*Supplied text*:

***

# Consider 2013 TTRS or M3



## ttredline (Jan 6, 2012)

I had a test drive on BMW M3 (E92 4.0 V8 414bhp) last week and it was freaking insane!!!! The rubber plastic interior looks crappy but the response, handling, brake, acceleration ... are just simply amazing. At 75k vs TTRS at 65k+, what would you pick and why? I would go for M3 for now but I havent got a chance to drive TTRS yet . 

Thanks!


----------



## sr_erick (Mar 17, 2008)

I think most here will say TTRS, without a doubt. 

First, the things that sway me are the uniqueness of the car, shape and rarity, especially being an RS model. You don't see a lot around. The M3, although nice, still looks like EVERY other BMW on the road. 

Second, the all wheel drive. We get pretty bad winters around here and having all wheel drive with a proper winter tire setup makes this thing pretty amazing year round. I don't have to worry about snow all too much. 

Third, power and fuel economy. I'm getting 28-29 mpg while driving long distances; however, that doesn't mean I sacrifice power. My car was just tuned yesterday and with a simple stage 1 tune you can expect between 400 and 430 HP and ft lbs of torque depending on the tune and car... which in turn, makes these things into rockets (they already are). 

Yes the M3 is nice and I would never pass up the opportunity to own one if I could, but since I don't have enough cash for two cars, TTRS it is.


----------



## mtbscoTT (Jan 14, 2003)

Two completely different classes of cars. The M3 is much larger with more interior space if that's a consideration. The TT-RS is essentially a two seater with good cargo space and a +2 penalty box that can carry small children or adults you don't like much. 
By pretty much all magazine racing, the RS is also a tick faster. HP/weight ratio and the launch advantage of AWD make for some impressive acceleration numbers for the TT and that's bone stock without the aforementioned tune. 
I had an E46 M3 and it served me well. Although the current generation is "more" in many ways, it also got heavier and much more thirsty. Pick what you want, but I don't consider these cars competitors to each other at all.


----------



## - Jeremy - (Feb 23, 2006)

Tough choice. The Stig called the E92 M3 the best handling road car he's ever driven. That says a lot.

***

*What to do*:
a - For each statement, say whether it agrees with the thread on choosing between the 2013 TTRS and the M3. Answer yes or no, and quote the words of the thread that decide it. (i) The first poster had already driven the TTRS before asking. (ii) One reply reports getting 28-29 mpg on long drives. (iii) One reply treats the two cars as direct competitors.
b - Write the next part of the thread on choosing between the 2013 TTRS and the M3, starting right after its last sentence.
The material after this point plays no part in anything asked here.

*Data block*:
***

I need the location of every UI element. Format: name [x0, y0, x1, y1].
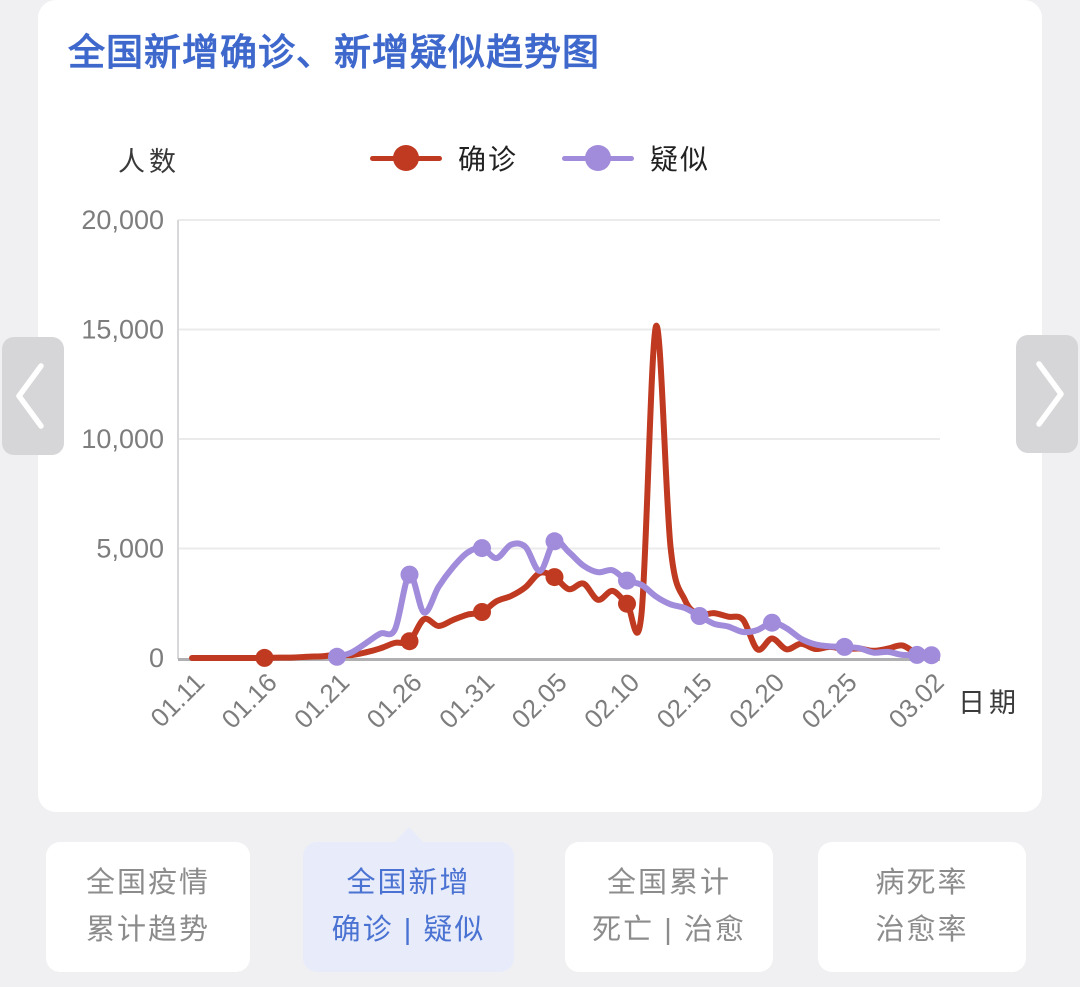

***

*Per-task outputs*:
a -
(i) No: "I havent got a chance to drive TTRS yet"
(ii) Yes: "I'm getting 28-29 mpg while driving long distances"
(iii) No: "I don't consider these cars competitors to each other at all."

b -
On the other hand, only douchebags drive M3's so you might want to avoid that. Like sr_erick said, they're super common and look like any other BMW. That alone ruins it for me. That, and it sounds like a vacuum cleaner. It's got the weakest exhaust note for a sports car ever produced. It's really sad. 

Other than that, it's a pretty awesome car  

- Jeremy -


----------



## pal (Aug 16, 2000)

Between these two cars I would vote for the M3 if steering feel and feedback, practicality, handling and V8 NA power and response were my priorities. The e92 M3 is simply one of the best all around drivers' cars out there today for the $ and if you dont option it out, it can be had for 60K for all the goodness it offers. Exhaust note is a cat-back away and that V8 at 8400 rpm will be one of the most amazing notes you will hear ... 

The TT-RS is an all around unique and very fast car that does most of the drivng for you. And it will be amazing in the winter and a blast to safely push on back roads. 

Drive one and you will get your answer- like someone else mentioned, they are very different cas aimed at different priorities/drivers.


----------



## joshsmith (Apr 17, 2011)

I was in the exact same boat as you, except throwing a C63 into the mix as well.. 

C63 was out because it was auto; though sounded epic and was a sledgehammer of thunderous power... big soft spot for them.. will buy one in a coupe if it ever comes in a manual..  

M3 was good, no question.. BUT...... Sounds diesel on cold start (engine, not exhaust), interior plastics are pathetic, steering/acceleration is great.. Exhaust noise is great.. Awesome if you want to drift and hang the a** out around the corners  Seats are useless, it's too common and you feel like a w**nker driving the typical "w**nker banker M3". In Aus, M3 is for those who know nothing about cars, want a luxury car and potter around in a DCT M3 thinking their amazing... VERY few use it for what it's meant to be used for.. 

TTRS.. for me it was a different animal. It's very unique here in Aus, goes hard and love the noise. AWD grip in the wet is epic and the car is sexy, more comfortable and rides very well. Seats (in aus) are awesome! Interior built qaulity, fit and finish is beyond any competitors..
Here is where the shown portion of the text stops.